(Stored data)
○ ○ ○ ○ ○ ○ ○

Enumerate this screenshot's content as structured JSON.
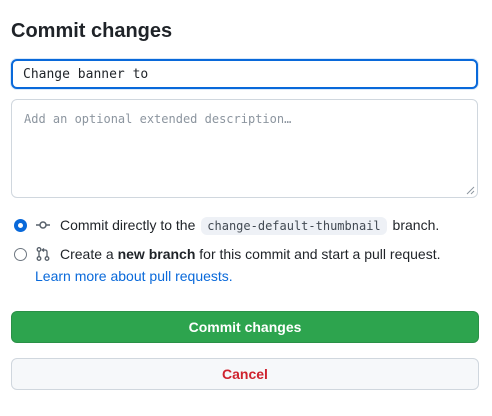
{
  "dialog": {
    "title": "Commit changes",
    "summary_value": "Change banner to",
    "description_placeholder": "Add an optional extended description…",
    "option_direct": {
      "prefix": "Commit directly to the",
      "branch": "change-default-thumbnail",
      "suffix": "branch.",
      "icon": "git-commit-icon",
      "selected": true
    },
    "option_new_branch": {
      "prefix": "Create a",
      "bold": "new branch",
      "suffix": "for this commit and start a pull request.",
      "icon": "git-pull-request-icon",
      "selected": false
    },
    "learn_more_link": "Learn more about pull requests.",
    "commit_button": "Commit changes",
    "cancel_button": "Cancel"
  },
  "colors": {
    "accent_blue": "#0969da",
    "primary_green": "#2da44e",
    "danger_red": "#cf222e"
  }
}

○ ○ ○ ○ ○ ○ ○

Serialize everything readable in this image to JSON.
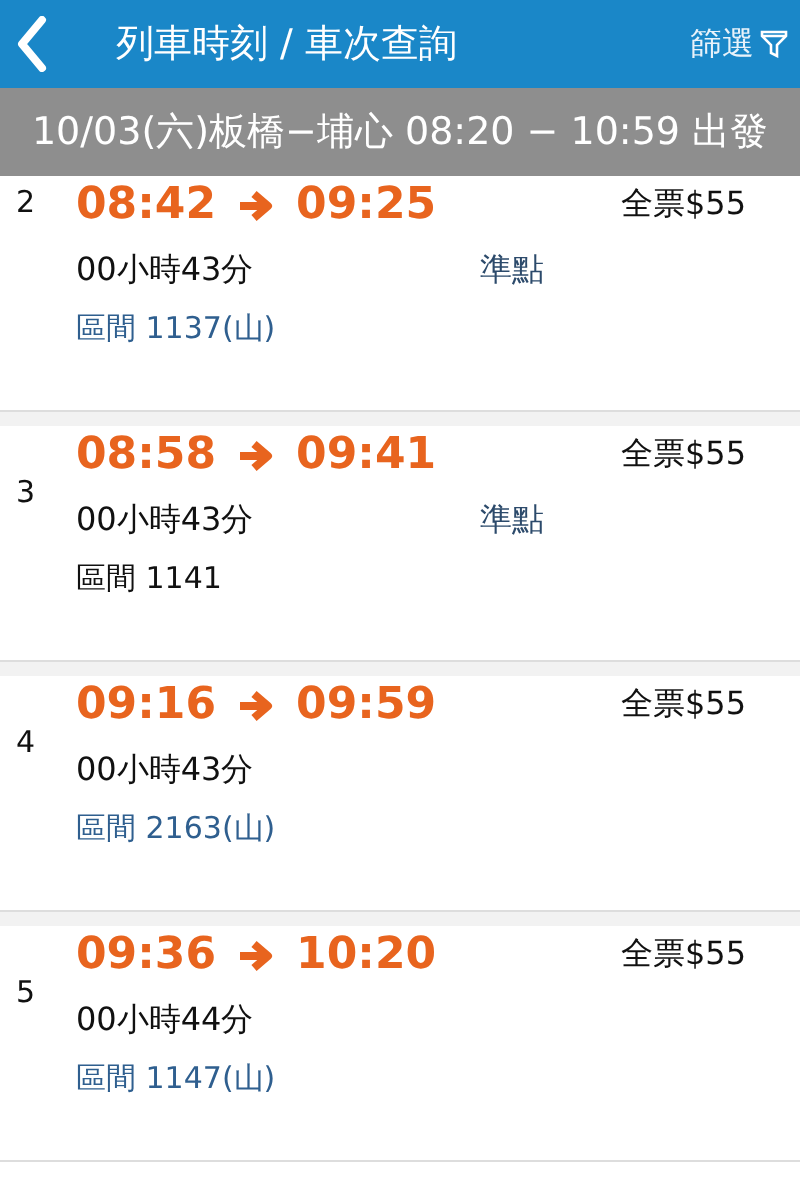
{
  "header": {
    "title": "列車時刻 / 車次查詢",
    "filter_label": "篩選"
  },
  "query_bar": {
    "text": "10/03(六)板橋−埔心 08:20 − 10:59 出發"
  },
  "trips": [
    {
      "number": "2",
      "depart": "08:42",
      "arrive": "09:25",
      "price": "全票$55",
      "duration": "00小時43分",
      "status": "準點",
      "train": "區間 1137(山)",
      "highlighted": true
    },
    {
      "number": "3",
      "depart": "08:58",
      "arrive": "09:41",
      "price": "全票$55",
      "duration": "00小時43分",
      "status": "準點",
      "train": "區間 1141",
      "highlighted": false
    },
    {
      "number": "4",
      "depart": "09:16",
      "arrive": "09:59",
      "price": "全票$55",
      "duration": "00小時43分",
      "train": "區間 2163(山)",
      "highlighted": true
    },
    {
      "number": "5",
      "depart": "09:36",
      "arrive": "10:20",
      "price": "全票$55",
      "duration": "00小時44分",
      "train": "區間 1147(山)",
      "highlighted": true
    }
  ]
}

○ ○ ○ ○ ○ ○ ○

Every line in the data above that contains "suffix" needs to be copied.

      "suffix": "branch.",
      "suffix": "for this commit and start a pull request.",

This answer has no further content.